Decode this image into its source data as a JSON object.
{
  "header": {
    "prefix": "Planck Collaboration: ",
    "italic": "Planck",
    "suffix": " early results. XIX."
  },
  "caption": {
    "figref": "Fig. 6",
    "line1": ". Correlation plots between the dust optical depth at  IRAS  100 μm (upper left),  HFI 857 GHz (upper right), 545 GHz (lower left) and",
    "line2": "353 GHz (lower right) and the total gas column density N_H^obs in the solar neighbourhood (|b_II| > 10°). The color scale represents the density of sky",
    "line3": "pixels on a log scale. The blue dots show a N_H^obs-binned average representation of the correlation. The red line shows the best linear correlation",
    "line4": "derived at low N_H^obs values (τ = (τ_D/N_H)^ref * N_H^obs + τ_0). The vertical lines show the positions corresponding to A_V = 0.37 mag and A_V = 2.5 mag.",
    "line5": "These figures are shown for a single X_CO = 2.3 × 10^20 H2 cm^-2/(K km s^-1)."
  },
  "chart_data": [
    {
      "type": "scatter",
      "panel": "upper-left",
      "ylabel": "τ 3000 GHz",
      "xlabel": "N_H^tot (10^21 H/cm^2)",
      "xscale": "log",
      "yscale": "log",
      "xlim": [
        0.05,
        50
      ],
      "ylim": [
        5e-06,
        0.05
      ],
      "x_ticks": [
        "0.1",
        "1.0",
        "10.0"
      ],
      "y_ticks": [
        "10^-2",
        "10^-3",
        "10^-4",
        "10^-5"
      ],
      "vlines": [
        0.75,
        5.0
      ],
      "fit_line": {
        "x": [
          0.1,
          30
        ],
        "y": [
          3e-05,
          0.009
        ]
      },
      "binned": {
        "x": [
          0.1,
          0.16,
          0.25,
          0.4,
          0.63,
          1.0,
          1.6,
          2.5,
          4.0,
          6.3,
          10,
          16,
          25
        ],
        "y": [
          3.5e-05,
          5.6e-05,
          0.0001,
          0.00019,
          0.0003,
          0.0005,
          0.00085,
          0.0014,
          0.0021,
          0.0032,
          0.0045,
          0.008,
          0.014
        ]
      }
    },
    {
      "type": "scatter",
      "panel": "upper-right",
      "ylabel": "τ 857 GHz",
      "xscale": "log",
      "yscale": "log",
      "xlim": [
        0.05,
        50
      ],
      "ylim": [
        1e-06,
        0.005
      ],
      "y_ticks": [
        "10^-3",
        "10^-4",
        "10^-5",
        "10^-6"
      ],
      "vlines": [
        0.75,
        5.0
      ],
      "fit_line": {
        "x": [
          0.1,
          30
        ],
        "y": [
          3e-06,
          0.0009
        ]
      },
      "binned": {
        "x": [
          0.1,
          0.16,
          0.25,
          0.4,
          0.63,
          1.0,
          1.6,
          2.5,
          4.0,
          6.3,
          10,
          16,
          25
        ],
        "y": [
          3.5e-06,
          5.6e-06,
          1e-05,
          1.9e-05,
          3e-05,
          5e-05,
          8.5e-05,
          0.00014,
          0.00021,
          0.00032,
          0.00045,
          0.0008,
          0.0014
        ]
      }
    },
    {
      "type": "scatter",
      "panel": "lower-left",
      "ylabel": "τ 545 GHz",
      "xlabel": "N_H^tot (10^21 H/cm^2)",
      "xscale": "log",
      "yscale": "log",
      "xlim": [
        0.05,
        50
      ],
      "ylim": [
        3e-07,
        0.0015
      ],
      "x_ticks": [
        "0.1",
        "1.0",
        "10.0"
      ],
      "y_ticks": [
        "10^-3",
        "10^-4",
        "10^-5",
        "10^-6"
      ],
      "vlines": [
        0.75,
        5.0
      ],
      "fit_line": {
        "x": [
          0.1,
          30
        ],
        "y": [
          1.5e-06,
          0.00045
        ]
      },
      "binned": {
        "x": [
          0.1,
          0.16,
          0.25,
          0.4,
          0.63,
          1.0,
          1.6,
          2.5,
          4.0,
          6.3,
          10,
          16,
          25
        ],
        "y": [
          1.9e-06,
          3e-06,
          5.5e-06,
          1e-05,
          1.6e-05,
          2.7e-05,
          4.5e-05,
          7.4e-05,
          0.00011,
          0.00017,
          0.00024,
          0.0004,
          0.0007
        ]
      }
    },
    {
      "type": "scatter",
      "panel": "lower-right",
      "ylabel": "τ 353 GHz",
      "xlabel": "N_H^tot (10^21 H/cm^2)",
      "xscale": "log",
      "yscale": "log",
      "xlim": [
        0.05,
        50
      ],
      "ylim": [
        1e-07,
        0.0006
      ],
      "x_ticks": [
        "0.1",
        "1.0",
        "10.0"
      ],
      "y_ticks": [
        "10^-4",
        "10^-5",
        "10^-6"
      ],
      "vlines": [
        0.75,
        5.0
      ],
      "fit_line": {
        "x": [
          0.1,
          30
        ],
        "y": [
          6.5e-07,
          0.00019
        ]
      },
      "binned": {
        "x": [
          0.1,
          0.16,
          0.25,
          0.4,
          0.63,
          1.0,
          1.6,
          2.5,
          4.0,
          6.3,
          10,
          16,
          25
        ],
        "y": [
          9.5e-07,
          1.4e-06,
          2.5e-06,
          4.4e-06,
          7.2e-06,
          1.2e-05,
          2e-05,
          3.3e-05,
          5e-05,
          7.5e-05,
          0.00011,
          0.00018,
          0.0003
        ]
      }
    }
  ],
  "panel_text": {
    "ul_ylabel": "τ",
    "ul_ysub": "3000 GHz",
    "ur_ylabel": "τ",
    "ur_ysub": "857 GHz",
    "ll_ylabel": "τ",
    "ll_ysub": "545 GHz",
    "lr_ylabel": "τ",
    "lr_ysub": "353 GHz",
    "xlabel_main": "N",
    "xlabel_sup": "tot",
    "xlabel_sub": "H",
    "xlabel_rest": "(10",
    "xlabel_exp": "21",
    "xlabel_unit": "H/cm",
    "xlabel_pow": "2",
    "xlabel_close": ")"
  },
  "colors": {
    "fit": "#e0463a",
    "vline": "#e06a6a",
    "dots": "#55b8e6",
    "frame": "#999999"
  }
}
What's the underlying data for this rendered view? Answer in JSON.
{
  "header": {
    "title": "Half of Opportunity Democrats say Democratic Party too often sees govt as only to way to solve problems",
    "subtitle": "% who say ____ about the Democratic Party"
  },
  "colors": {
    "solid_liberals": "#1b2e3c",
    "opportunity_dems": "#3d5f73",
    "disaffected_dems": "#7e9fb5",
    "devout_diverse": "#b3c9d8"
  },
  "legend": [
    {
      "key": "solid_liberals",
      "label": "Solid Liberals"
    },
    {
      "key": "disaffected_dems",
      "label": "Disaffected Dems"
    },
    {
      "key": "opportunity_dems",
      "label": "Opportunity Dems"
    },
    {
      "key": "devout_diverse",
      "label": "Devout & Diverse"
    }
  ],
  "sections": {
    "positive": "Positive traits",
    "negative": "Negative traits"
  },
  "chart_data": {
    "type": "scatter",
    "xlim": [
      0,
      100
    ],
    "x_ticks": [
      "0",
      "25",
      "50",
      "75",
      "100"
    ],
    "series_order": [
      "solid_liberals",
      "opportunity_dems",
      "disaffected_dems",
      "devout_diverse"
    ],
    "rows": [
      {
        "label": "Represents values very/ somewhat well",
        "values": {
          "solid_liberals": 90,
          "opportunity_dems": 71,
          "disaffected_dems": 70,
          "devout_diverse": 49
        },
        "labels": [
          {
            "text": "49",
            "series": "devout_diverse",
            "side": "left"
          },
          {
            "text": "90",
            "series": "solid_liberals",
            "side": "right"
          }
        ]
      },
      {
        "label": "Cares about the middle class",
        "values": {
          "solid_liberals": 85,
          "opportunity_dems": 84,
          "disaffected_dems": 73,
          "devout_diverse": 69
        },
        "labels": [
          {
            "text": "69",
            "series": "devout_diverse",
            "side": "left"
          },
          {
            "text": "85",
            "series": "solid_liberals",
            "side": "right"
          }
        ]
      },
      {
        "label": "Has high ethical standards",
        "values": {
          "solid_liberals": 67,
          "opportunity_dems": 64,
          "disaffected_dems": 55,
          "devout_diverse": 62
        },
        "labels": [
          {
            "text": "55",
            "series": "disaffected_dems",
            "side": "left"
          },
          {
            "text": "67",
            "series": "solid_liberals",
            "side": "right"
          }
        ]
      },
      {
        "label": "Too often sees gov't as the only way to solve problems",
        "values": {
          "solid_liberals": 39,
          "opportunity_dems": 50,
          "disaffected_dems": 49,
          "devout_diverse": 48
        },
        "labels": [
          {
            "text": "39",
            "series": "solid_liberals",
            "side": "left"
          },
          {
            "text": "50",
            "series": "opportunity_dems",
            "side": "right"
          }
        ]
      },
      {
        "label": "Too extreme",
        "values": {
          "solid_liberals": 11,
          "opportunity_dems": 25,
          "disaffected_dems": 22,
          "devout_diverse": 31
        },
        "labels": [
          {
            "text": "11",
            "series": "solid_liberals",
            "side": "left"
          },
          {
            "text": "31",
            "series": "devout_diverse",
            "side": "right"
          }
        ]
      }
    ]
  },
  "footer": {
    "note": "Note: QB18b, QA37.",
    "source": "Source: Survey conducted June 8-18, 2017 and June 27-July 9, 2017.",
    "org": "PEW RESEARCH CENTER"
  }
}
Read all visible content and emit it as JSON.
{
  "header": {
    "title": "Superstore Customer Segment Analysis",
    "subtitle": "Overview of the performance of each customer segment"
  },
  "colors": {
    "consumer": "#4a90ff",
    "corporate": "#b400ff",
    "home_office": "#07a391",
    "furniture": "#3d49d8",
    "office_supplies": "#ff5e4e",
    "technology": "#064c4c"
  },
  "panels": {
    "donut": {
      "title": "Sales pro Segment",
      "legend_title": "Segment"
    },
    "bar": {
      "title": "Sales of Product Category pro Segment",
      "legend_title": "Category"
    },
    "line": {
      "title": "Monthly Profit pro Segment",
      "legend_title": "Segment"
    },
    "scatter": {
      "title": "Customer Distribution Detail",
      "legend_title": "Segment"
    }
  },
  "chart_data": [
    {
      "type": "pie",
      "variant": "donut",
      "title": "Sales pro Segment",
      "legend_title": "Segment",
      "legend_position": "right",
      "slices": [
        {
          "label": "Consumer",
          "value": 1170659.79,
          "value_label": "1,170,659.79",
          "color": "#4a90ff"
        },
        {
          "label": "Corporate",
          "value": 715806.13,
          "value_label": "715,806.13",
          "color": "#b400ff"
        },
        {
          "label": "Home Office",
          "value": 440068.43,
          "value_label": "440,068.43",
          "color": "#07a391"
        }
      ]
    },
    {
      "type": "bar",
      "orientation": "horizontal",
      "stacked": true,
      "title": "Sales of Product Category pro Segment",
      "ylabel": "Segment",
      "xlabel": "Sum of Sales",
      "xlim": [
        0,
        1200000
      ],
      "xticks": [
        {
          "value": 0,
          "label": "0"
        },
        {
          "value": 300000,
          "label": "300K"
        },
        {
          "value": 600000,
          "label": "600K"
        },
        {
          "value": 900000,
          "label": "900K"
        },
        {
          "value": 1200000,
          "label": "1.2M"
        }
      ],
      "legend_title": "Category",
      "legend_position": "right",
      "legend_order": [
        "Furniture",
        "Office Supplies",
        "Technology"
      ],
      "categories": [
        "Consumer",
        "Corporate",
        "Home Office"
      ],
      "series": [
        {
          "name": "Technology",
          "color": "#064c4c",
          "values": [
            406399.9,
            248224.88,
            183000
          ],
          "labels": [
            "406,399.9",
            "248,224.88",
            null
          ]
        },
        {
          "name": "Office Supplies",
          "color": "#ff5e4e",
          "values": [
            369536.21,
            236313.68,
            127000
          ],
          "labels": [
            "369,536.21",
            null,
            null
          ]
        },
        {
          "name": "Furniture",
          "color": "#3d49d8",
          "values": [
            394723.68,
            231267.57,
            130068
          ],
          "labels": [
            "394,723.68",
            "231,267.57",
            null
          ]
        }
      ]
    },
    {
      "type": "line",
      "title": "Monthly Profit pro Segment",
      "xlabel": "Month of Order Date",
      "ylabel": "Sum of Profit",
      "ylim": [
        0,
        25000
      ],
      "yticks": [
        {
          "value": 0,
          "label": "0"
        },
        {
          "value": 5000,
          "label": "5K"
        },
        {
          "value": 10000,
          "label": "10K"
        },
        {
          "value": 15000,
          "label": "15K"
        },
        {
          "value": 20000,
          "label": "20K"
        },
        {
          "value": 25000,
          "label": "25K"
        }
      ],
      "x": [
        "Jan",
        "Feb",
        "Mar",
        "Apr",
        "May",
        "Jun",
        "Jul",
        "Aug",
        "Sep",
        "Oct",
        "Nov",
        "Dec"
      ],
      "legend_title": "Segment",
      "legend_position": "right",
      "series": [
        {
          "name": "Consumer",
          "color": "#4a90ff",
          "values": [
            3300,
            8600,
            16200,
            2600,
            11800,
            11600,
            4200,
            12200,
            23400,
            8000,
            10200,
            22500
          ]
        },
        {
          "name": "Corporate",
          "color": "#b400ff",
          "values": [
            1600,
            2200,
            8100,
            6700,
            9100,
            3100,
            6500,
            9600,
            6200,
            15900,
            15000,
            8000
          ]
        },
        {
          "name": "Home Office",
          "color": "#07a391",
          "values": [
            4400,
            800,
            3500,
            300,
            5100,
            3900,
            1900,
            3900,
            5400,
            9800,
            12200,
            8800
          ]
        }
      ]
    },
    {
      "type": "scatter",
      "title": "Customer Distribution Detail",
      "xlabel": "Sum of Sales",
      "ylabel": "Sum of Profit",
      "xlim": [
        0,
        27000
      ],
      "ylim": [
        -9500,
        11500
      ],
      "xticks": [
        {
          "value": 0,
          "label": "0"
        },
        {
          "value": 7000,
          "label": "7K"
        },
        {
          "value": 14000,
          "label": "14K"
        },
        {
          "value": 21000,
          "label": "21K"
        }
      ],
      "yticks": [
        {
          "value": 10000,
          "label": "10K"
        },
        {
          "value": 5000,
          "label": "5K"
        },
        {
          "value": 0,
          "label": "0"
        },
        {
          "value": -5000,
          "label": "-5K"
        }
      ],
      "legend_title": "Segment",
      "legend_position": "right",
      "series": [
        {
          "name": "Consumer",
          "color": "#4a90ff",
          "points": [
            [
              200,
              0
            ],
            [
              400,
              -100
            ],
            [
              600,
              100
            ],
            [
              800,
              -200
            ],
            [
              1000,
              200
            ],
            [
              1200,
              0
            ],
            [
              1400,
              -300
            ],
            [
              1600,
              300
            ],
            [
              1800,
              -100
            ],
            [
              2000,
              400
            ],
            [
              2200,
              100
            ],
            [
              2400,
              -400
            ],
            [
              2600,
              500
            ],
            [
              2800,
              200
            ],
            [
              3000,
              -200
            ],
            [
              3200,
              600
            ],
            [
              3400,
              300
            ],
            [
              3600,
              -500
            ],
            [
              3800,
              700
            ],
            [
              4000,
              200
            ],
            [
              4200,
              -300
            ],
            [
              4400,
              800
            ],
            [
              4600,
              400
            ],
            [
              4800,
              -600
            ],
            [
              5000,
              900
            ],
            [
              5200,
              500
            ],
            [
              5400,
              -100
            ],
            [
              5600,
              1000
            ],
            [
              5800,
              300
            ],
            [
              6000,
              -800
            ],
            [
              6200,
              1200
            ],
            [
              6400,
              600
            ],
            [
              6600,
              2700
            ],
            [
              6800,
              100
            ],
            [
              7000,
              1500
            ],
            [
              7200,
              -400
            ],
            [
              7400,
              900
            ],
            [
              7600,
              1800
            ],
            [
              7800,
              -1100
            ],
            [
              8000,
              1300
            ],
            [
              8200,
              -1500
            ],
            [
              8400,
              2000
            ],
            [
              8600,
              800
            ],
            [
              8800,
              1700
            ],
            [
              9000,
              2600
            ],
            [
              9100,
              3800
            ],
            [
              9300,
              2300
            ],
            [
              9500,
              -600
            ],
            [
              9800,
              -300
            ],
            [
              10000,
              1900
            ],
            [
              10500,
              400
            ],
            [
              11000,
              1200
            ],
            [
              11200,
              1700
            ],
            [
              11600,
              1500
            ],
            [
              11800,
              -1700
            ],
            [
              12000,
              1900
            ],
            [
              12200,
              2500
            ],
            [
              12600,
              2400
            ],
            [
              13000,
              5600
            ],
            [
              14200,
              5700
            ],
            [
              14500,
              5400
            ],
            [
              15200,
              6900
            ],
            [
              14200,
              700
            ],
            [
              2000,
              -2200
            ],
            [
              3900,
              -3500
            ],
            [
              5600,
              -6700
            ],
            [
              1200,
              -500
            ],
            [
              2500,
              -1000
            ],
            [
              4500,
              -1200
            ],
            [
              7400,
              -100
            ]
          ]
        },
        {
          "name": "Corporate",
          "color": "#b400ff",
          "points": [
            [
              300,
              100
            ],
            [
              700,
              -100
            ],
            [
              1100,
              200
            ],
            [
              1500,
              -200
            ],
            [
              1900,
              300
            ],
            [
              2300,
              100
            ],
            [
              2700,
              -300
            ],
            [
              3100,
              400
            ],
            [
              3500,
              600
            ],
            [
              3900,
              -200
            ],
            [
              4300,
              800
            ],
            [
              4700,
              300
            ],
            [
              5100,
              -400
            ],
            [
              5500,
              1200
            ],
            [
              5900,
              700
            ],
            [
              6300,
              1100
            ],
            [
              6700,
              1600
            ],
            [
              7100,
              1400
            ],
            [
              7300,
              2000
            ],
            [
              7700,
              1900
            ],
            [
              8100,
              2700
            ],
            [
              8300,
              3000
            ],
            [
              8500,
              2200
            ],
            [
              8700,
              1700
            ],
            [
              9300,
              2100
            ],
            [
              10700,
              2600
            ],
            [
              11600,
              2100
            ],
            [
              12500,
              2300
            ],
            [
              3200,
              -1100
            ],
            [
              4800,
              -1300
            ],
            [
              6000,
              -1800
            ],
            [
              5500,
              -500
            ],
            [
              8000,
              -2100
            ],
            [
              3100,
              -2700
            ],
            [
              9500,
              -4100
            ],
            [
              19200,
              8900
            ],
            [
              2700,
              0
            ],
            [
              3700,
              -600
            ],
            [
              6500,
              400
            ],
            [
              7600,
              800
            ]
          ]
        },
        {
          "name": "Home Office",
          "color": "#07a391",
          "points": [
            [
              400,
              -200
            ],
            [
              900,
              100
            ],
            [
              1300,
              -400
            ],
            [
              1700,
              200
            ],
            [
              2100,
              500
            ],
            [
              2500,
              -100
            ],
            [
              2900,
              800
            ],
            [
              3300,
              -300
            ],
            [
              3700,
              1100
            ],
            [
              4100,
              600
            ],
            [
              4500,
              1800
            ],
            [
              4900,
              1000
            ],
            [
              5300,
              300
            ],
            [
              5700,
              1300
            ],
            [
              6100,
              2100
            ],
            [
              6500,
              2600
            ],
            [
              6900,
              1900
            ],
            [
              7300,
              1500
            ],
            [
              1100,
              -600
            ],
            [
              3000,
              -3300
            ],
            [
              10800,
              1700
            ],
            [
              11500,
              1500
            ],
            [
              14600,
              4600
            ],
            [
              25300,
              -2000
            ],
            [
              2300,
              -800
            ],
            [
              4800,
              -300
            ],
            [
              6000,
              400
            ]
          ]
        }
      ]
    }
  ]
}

________________________________________

■ **What you will do**: In the entries above, find every line holding the word "source" and copy it out.

■ **Final result**:
Decode this image into its source data as a JSON object.
    "source": "Source: Survey conducted June 8-18, 2017 and June 27-July 9, 2017.",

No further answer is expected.